PROBLEM DESCRIPTION
Of the lines in the listing below, how many hold "content"? Answer with the number only.
--- START OF STORED ROWS ---
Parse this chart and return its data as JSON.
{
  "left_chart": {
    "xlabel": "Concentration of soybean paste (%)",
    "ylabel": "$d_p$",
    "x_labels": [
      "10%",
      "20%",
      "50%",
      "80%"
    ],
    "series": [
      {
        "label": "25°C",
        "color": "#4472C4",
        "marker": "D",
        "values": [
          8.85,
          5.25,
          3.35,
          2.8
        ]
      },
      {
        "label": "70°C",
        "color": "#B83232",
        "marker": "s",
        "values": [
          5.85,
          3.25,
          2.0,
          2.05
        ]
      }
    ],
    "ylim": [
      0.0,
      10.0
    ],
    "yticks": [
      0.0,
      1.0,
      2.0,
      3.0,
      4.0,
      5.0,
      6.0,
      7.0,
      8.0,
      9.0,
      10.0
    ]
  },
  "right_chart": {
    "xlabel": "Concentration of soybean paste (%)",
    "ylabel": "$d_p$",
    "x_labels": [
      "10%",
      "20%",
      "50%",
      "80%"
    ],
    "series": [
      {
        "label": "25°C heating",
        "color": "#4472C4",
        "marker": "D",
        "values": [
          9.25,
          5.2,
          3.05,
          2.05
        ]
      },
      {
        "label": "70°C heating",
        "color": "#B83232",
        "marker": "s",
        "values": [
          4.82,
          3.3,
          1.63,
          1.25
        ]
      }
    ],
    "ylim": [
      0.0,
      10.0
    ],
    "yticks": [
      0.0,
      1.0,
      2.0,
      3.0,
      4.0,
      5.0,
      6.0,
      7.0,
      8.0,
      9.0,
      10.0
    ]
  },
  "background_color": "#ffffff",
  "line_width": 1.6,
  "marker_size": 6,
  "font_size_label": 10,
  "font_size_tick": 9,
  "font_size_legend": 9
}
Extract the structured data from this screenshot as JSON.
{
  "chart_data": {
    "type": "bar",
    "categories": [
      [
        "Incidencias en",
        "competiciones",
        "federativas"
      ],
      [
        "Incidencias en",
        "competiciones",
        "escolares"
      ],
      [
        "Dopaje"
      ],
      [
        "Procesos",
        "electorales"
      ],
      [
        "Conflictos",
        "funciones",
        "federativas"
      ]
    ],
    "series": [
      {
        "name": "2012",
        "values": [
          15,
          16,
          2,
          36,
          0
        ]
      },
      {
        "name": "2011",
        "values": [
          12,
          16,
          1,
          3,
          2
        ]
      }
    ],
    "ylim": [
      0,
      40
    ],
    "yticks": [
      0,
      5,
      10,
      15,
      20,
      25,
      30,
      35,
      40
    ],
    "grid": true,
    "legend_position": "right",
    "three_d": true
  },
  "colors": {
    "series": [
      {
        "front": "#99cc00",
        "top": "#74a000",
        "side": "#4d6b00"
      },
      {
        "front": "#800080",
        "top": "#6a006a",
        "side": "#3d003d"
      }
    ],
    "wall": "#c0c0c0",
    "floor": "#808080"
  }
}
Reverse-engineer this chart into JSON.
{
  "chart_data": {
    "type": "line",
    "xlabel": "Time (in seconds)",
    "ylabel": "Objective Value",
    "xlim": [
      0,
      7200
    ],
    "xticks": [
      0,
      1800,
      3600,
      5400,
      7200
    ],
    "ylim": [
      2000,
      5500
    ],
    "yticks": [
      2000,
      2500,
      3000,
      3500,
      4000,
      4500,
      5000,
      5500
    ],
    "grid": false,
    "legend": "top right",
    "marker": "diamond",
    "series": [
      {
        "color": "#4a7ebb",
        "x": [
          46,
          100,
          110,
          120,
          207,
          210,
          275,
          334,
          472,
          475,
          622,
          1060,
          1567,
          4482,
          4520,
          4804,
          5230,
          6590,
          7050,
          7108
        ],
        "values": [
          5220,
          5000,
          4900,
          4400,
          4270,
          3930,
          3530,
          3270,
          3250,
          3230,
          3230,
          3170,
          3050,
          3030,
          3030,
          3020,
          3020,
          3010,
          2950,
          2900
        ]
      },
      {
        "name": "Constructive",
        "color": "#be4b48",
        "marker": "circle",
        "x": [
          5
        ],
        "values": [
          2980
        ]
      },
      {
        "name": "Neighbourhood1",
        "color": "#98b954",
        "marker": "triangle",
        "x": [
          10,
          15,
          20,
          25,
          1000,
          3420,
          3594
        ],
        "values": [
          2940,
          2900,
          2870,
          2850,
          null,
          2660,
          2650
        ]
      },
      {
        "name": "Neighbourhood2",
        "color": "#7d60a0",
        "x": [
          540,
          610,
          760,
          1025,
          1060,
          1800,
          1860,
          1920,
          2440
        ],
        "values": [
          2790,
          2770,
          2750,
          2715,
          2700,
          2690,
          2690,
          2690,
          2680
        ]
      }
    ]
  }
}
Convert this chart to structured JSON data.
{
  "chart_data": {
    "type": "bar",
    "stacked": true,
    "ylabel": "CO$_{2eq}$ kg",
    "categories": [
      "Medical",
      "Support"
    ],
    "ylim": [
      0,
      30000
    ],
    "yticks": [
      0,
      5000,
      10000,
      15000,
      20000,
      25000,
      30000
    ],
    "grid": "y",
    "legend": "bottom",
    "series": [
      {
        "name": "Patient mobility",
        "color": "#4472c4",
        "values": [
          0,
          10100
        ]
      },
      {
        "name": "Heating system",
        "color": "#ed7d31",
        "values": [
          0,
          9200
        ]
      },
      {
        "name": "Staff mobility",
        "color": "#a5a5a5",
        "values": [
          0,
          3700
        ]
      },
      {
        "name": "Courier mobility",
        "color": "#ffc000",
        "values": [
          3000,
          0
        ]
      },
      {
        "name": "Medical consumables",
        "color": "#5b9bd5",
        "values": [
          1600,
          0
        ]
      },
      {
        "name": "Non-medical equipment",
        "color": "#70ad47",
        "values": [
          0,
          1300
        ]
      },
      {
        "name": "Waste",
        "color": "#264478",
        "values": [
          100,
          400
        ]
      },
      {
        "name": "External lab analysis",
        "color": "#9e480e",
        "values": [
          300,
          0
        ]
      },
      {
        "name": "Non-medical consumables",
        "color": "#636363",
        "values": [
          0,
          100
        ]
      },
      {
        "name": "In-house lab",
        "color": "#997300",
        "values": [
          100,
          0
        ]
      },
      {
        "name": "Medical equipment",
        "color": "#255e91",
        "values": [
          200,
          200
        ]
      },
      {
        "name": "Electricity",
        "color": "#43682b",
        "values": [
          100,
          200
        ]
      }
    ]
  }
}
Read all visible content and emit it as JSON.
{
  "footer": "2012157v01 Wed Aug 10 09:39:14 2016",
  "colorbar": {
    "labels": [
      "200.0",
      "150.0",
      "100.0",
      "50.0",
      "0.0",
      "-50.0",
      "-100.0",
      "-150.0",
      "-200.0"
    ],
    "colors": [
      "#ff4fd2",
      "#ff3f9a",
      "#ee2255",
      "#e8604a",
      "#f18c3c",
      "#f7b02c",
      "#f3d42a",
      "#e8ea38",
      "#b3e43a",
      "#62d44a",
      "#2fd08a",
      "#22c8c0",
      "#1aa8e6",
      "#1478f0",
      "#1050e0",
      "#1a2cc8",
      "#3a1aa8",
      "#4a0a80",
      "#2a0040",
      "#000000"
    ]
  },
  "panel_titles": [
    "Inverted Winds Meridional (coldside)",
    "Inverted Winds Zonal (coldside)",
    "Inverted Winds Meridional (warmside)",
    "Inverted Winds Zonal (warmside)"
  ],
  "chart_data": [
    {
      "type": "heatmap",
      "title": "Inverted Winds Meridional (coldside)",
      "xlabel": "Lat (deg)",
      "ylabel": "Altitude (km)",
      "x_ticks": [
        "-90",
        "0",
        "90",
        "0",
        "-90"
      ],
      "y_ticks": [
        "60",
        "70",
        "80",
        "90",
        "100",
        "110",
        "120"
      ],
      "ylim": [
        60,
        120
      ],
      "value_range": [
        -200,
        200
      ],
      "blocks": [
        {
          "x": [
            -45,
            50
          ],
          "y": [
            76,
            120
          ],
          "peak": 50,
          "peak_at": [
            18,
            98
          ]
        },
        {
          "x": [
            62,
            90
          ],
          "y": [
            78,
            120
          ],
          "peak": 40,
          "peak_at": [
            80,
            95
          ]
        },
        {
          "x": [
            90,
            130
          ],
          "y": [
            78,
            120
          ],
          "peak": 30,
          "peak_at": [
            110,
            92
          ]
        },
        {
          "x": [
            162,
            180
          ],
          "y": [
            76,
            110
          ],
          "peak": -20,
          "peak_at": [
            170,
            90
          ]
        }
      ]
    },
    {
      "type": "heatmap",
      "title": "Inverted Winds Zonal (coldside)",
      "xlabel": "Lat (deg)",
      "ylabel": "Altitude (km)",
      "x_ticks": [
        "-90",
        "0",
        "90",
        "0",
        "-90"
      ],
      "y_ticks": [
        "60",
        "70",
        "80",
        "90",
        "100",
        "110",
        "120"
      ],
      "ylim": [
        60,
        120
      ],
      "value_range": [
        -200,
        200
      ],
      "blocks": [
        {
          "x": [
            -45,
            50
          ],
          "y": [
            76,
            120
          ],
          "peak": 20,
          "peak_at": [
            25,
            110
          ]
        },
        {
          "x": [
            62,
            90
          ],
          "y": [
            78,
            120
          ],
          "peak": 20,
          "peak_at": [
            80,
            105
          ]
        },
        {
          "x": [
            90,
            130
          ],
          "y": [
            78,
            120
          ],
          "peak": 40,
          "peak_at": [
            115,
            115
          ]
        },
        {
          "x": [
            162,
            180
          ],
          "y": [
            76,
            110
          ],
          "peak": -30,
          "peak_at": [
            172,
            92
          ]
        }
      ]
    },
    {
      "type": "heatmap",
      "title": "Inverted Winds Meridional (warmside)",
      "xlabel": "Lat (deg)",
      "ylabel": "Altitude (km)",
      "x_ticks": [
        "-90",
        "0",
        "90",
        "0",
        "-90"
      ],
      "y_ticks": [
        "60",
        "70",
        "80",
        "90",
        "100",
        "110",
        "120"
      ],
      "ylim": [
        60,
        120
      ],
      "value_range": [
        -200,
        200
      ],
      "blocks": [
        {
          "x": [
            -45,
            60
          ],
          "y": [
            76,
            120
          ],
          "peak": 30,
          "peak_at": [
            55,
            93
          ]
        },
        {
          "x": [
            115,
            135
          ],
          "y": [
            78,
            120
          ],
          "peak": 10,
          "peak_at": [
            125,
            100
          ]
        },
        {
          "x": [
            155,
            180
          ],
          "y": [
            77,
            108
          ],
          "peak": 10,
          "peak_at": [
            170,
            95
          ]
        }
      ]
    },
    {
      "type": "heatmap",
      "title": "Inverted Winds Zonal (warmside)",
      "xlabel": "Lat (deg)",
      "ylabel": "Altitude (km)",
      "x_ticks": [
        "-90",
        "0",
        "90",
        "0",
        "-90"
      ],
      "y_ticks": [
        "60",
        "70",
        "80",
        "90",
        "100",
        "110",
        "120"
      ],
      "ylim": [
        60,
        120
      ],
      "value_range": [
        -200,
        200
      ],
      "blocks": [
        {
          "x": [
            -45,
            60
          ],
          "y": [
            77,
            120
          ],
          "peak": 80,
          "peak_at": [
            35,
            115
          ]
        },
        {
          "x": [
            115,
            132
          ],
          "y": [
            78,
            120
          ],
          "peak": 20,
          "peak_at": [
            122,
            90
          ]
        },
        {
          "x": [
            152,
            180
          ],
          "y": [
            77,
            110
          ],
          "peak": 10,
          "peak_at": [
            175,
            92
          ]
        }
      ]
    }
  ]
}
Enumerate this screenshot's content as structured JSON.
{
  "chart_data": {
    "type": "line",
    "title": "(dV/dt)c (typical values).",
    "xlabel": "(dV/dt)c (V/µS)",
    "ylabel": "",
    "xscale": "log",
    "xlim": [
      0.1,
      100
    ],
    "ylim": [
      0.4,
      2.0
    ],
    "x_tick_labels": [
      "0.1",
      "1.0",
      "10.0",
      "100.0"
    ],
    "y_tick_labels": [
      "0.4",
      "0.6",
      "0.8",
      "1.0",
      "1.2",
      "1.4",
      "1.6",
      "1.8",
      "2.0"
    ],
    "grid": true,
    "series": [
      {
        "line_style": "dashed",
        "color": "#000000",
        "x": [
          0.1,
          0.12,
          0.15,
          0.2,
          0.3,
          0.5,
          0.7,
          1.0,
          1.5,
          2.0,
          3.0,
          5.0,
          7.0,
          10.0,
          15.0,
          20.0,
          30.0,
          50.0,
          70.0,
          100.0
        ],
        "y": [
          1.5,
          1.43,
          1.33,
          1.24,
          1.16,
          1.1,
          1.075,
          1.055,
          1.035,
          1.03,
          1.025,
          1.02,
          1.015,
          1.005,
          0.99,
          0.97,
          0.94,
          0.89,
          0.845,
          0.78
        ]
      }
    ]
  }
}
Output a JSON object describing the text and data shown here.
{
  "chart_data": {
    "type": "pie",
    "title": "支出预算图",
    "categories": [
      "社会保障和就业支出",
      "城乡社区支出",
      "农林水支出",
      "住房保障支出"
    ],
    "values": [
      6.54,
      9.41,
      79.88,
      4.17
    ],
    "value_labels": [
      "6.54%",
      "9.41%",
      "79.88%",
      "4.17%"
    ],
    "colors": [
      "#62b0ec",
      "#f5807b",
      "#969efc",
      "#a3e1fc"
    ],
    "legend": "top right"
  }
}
--- END OF STORED ROWS ---
RESULT OF THE TASK
2